• _WRITTEN INSTRUCTION_: Restate the whole listing exactly.

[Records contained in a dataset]
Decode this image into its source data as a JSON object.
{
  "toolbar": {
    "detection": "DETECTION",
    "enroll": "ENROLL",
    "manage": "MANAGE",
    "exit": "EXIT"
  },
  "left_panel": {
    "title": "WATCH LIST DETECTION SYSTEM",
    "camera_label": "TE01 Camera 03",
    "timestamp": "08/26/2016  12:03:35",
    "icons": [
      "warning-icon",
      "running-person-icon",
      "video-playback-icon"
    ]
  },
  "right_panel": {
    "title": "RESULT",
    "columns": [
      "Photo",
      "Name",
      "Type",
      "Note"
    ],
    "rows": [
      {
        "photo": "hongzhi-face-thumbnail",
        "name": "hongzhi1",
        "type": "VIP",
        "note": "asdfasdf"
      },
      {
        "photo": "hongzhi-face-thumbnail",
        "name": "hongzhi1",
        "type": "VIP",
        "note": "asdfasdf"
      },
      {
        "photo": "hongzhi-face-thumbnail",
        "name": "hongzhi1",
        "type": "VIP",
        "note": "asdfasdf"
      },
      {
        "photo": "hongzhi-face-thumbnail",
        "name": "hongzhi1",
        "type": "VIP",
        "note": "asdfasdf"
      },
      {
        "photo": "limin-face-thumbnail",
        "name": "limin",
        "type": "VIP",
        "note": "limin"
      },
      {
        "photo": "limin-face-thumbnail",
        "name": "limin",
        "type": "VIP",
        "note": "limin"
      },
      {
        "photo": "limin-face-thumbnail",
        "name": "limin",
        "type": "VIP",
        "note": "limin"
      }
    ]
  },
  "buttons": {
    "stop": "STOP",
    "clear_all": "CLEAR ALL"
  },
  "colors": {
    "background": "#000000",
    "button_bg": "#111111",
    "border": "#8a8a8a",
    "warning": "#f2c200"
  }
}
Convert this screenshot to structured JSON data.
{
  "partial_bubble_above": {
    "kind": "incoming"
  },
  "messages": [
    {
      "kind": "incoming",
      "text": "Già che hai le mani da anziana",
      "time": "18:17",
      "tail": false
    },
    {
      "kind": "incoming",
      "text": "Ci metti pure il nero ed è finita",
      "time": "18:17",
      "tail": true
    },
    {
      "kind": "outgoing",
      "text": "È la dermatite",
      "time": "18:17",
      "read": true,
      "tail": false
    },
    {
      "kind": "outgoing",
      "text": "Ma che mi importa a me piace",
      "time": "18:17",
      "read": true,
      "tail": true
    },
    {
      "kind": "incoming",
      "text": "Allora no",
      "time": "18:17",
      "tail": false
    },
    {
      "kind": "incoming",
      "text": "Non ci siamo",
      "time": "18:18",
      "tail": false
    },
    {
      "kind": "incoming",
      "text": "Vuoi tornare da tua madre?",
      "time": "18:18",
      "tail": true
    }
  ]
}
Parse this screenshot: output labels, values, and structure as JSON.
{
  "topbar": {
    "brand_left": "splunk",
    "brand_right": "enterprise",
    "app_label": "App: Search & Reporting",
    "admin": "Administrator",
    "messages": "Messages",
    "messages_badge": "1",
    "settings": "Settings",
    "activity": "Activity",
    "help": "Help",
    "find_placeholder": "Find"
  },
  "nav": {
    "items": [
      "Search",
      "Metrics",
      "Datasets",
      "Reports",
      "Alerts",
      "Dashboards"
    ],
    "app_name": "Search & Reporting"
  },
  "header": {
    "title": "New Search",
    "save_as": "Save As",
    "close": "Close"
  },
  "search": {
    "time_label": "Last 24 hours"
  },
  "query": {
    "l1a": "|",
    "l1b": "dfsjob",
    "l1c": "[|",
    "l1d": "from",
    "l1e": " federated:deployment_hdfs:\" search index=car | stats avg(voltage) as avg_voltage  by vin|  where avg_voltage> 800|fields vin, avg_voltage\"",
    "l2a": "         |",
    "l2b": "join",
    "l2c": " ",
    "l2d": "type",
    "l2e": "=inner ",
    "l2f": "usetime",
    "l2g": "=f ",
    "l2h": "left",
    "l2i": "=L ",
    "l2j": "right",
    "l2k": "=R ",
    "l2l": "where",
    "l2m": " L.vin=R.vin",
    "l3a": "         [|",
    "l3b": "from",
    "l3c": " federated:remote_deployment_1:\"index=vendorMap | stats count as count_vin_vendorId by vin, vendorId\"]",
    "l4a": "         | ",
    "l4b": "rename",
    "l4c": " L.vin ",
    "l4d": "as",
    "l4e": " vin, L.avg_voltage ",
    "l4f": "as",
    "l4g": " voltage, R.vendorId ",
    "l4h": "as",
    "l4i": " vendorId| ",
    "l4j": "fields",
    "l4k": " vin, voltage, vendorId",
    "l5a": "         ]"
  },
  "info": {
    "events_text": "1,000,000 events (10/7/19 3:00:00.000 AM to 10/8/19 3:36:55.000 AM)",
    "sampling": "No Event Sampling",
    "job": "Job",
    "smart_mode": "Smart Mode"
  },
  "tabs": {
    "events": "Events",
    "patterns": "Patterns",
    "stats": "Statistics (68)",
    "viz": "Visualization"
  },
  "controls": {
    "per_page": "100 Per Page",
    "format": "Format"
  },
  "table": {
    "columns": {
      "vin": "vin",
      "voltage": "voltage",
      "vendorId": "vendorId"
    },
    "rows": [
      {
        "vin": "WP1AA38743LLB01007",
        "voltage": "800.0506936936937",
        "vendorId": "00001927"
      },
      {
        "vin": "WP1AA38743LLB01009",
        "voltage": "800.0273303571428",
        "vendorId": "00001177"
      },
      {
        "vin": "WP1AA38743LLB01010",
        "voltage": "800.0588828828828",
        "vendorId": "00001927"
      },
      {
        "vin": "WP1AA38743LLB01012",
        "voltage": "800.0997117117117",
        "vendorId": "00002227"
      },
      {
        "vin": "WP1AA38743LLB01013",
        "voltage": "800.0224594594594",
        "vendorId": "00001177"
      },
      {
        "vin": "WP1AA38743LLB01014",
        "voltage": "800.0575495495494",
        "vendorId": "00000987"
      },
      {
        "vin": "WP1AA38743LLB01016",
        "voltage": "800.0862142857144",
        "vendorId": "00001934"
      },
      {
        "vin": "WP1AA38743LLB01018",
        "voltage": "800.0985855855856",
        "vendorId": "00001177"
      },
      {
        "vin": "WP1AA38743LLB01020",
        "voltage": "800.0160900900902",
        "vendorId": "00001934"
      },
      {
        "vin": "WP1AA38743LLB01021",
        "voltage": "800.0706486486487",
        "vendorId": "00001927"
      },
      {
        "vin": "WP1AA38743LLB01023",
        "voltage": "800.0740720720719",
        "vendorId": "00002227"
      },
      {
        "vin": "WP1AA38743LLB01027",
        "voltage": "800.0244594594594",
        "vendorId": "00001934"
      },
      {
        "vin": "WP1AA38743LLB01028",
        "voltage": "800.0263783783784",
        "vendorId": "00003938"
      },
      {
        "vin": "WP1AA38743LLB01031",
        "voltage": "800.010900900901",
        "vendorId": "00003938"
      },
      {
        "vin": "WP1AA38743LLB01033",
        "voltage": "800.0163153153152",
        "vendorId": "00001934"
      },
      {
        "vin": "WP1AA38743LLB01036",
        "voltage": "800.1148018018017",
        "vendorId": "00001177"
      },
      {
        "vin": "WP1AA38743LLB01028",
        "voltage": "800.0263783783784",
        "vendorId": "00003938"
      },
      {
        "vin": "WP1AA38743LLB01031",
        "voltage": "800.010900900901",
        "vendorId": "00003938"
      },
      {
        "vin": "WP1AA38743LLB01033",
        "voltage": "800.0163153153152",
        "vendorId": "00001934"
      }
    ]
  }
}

• _FINAL RESULT_:
Decode this image into its source data as a JSON object.
{
  "toolbar": {
    "detection": "DETECTION",
    "enroll": "ENROLL",
    "manage": "MANAGE",
    "exit": "EXIT"
  },
  "left_panel": {
    "title": "WATCH LIST DETECTION SYSTEM",
    "camera_label": "TE01 Camera 03",
    "timestamp": "08/26/2016  12:03:35",
    "icons": [
      "warning-icon",
      "running-person-icon",
      "video-playback-icon"
    ]
  },
  "right_panel": {
    "title": "RESULT",
    "columns": [
      "Photo",
      "Name",
      "Type",
      "Note"
    ],
    "rows": [
      {
        "photo": "hongzhi-face-thumbnail",
        "name": "hongzhi1",
        "type": "VIP",
        "note": "asdfasdf"
      },
      {
        "photo": "hongzhi-face-thumbnail",
        "name": "hongzhi1",
        "type": "VIP",
        "note": "asdfasdf"
      },
      {
        "photo": "hongzhi-face-thumbnail",
        "name": "hongzhi1",
        "type": "VIP",
        "note": "asdfasdf"
      },
      {
        "photo": "hongzhi-face-thumbnail",
        "name": "hongzhi1",
        "type": "VIP",
        "note": "asdfasdf"
      },
      {
        "photo": "limin-face-thumbnail",
        "name": "limin",
        "type": "VIP",
        "note": "limin"
      },
      {
        "photo": "limin-face-thumbnail",
        "name": "limin",
        "type": "VIP",
        "note": "limin"
      },
      {
        "photo": "limin-face-thumbnail",
        "name": "limin",
        "type": "VIP",
        "note": "limin"
      }
    ]
  },
  "buttons": {
    "stop": "STOP",
    "clear_all": "CLEAR ALL"
  },
  "colors": {
    "background": "#000000",
    "button_bg": "#111111",
    "border": "#8a8a8a",
    "warning": "#f2c200"
  }
}
Convert this screenshot to structured JSON data.
{
  "partial_bubble_above": {
    "kind": "incoming"
  },
  "messages": [
    {
      "kind": "incoming",
      "text": "Già che hai le mani da anziana",
      "time": "18:17",
      "tail": false
    },
    {
      "kind": "incoming",
      "text": "Ci metti pure il nero ed è finita",
      "time": "18:17",
      "tail": true
    },
    {
      "kind": "outgoing",
      "text": "È la dermatite",
      "time": "18:17",
      "read": true,
      "tail": false
    },
    {
      "kind": "outgoing",
      "text": "Ma che mi importa a me piace",
      "time": "18:17",
      "read": true,
      "tail": true
    },
    {
      "kind": "incoming",
      "text": "Allora no",
      "time": "18:17",
      "tail": false
    },
    {
      "kind": "incoming",
      "text": "Non ci siamo",
      "time": "18:18",
      "tail": false
    },
    {
      "kind": "incoming",
      "text": "Vuoi tornare da tua madre?",
      "time": "18:18",
      "tail": true
    }
  ]
}
Parse this screenshot: output labels, values, and structure as JSON.
{
  "topbar": {
    "brand_left": "splunk",
    "brand_right": "enterprise",
    "app_label": "App: Search & Reporting",
    "admin": "Administrator",
    "messages": "Messages",
    "messages_badge": "1",
    "settings": "Settings",
    "activity": "Activity",
    "help": "Help",
    "find_placeholder": "Find"
  },
  "nav": {
    "items": [
      "Search",
      "Metrics",
      "Datasets",
      "Reports",
      "Alerts",
      "Dashboards"
    ],
    "app_name": "Search & Reporting"
  },
  "header": {
    "title": "New Search",
    "save_as": "Save As",
    "close": "Close"
  },
  "search": {
    "time_label": "Last 24 hours"
  },
  "query": {
    "l1a": "|",
    "l1b": "dfsjob",
    "l1c": "[|",
    "l1d": "from",
    "l1e": " federated:deployment_hdfs:\" search index=car | stats avg(voltage) as avg_voltage  by vin|  where avg_voltage> 800|fields vin, avg_voltage\"",
    "l2a": "         |",
    "l2b": "join",
    "l2c": " ",
    "l2d": "type",
    "l2e": "=inner ",
    "l2f": "usetime",
    "l2g": "=f ",
    "l2h": "left",
    "l2i": "=L ",
    "l2j": "right",
    "l2k": "=R ",
    "l2l": "where",
    "l2m": " L.vin=R.vin",
    "l3a": "         [|",
    "l3b": "from",
    "l3c": " federated:remote_deployment_1:\"index=vendorMap | stats count as count_vin_vendorId by vin, vendorId\"]",
    "l4a": "         | ",
    "l4b": "rename",
    "l4c": " L.vin ",
    "l4d": "as",
    "l4e": " vin, L.avg_voltage ",
    "l4f": "as",
    "l4g": " voltage, R.vendorId ",
    "l4h": "as",
    "l4i": " vendorId| ",
    "l4j": "fields",
    "l4k": " vin, voltage, vendorId",
    "l5a": "         ]"
  },
  "info": {
    "events_text": "1,000,000 events (10/7/19 3:00:00.000 AM to 10/8/19 3:36:55.000 AM)",
    "sampling": "No Event Sampling",
    "job": "Job",
    "smart_mode": "Smart Mode"
  },
  "tabs": {
    "events": "Events",
    "patterns": "Patterns",
    "stats": "Statistics (68)",
    "viz": "Visualization"
  },
  "controls": {
    "per_page": "100 Per Page",
    "format": "Format"
  },
  "table": {
    "columns": {
      "vin": "vin",
      "voltage": "voltage",
      "vendorId": "vendorId"
    },
    "rows": [
      {
        "vin": "WP1AA38743LLB01007",
        "voltage": "800.0506936936937",
        "vendorId": "00001927"
      },
      {
        "vin": "WP1AA38743LLB01009",
        "voltage": "800.0273303571428",
        "vendorId": "00001177"
      },
      {
        "vin": "WP1AA38743LLB01010",
        "voltage": "800.0588828828828",
        "vendorId": "00001927"
      },
      {
        "vin": "WP1AA38743LLB01012",
        "voltage": "800.0997117117117",
        "vendorId": "00002227"
      },
      {
        "vin": "WP1AA38743LLB01013",
        "voltage": "800.0224594594594",
        "vendorId": "00001177"
      },
      {
        "vin": "WP1AA38743LLB01014",
        "voltage": "800.0575495495494",
        "vendorId": "00000987"
      },
      {
        "vin": "WP1AA38743LLB01016",
        "voltage": "800.0862142857144",
        "vendorId": "00001934"
      },
      {
        "vin": "WP1AA38743LLB01018",
        "voltage": "800.0985855855856",
        "vendorId": "00001177"
      },
      {
        "vin": "WP1AA38743LLB01020",
        "voltage": "800.0160900900902",
        "vendorId": "00001934"
      },
      {
        "vin": "WP1AA38743LLB01021",
        "voltage": "800.0706486486487",
        "vendorId": "00001927"
      },
      {
        "vin": "WP1AA38743LLB01023",
        "voltage": "800.0740720720719",
        "vendorId": "00002227"
      },
      {
        "vin": "WP1AA38743LLB01027",
        "voltage": "800.0244594594594",
        "vendorId": "00001934"
      },
      {
        "vin": "WP1AA38743LLB01028",
        "voltage": "800.0263783783784",
        "vendorId": "00003938"
      },
      {
        "vin": "WP1AA38743LLB01031",
        "voltage": "800.010900900901",
        "vendorId": "00003938"
      },
      {
        "vin": "WP1AA38743LLB01033",
        "voltage": "800.0163153153152",
        "vendorId": "00001934"
      },
      {
        "vin": "WP1AA38743LLB01036",
        "voltage": "800.1148018018017",
        "vendorId": "00001177"
      },
      {
        "vin": "WP1AA38743LLB01028",
        "voltage": "800.0263783783784",
        "vendorId": "00003938"
      },
      {
        "vin": "WP1AA38743LLB01031",
        "voltage": "800.010900900901",
        "vendorId": "00003938"
      },
      {
        "vin": "WP1AA38743LLB01033",
        "voltage": "800.0163153153152",
        "vendorId": "00001934"
      }
    ]
  }
}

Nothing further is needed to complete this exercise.